+++ Auszug der Seite

30.06.2022

Nagra

«Das Magazin ist definitiv mehr als ein PR-Gag»

Anlässlich des Tiefenlager-Projekts für Atommüll hat die Nagra unter dem Titel «500m+» ein «Jahrhundertmagazin» lanciert. Kommunikationsleiter Patrick Studer über die Zusammenarbeit mit der Agentur Schroten, die erste Ausgabe und kommunikative Herausforderungen.
Nagra: «Das Magazin ist definitiv mehr als ein PR-Gag»
«Die Länge sollte niemandem Angst machen: Nach ein paar Sätzen will man den Text zu Ende lesen», sagt Patrick Studer, Leiter Kommunikation der Nationalen Genossenschaft für die Lagerung radioaktiver Abfälle (Nagra). (Bilder: zVg)

++++++
+++ Inhalt des Datensatzes

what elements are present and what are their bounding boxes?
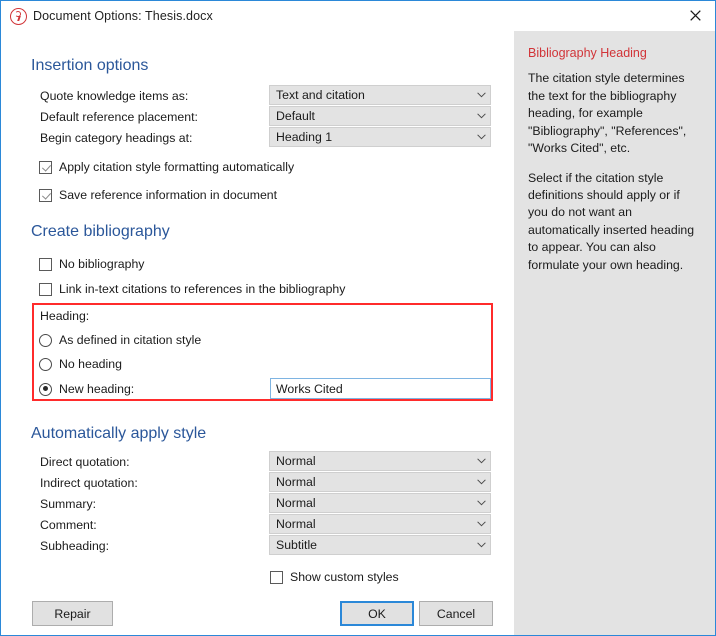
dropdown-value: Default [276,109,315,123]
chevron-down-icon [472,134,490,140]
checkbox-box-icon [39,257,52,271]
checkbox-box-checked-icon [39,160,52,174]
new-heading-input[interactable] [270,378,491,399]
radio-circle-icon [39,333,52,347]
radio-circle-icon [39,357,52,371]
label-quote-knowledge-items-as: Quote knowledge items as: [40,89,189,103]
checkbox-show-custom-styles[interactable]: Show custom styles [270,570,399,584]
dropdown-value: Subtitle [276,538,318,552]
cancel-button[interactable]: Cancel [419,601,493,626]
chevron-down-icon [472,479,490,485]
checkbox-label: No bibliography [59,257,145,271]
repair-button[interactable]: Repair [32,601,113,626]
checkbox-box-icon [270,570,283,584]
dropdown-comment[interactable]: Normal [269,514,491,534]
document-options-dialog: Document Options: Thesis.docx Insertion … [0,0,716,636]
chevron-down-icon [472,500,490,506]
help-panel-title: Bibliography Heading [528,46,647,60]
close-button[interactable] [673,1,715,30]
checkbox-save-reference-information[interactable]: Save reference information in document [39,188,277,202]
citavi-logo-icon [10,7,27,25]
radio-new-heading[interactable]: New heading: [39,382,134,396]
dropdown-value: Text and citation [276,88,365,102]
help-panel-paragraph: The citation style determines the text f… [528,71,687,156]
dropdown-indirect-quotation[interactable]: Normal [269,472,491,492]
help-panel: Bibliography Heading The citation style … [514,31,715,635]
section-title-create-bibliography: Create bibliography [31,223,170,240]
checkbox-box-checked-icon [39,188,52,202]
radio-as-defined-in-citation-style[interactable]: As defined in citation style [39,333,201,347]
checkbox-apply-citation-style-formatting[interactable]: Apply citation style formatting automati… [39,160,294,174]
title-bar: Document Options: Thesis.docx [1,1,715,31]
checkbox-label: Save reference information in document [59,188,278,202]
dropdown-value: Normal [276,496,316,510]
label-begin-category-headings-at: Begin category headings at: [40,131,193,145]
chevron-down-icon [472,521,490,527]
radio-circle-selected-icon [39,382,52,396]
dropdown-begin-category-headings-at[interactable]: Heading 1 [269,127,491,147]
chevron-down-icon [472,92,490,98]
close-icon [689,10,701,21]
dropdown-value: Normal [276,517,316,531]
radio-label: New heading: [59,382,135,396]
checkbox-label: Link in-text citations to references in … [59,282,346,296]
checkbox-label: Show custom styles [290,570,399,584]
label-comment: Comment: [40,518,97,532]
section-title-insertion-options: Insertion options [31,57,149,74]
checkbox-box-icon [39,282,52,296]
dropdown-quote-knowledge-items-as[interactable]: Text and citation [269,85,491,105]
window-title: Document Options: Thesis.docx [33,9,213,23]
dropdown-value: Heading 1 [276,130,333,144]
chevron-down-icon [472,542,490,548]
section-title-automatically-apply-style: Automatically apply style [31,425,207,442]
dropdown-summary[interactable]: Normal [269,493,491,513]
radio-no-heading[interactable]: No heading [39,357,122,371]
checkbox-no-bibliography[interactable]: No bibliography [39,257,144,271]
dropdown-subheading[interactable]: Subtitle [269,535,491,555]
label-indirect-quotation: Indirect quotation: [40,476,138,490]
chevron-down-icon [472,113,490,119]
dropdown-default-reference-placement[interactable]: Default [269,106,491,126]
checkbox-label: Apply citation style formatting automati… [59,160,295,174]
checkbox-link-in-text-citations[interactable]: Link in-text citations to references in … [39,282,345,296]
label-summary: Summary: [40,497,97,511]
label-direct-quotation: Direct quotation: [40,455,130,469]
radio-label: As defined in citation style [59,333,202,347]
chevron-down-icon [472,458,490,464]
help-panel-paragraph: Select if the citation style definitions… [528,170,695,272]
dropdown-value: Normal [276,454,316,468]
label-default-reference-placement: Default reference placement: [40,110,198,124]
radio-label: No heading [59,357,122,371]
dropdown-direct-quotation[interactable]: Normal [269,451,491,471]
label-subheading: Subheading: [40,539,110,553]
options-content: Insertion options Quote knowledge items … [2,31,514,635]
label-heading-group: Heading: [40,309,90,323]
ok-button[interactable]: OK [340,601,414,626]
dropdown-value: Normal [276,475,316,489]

++++++

*Hinweise zur Aufgabe*
Führen Sie den Beitrag über das Nagra-Magazin «500m+» weiter, und zwar im Anschluss an seinen letzten Satz.

*Antwort zur Aufgabe*
von Tim Frei

Herr Studer, vorausgesetzt Sie werden 100 Jahre alt, was möchten Sie hundert Jahre lang einmal pro Jahr unbedingt gemacht haben?
Ich will jedes Jahr sagen können: Ich habe viel Zeit mit Familie und Freunden verbracht, viele gute Taten vollbracht, 5000 Kilometer mit dem Velo zurückgelegt und eine spannende berufliche Herausforderung gemeistert. Beruflich sieht es dieses Jahr dank dem «Jahrhundertmagazin» schon ganz gut aus.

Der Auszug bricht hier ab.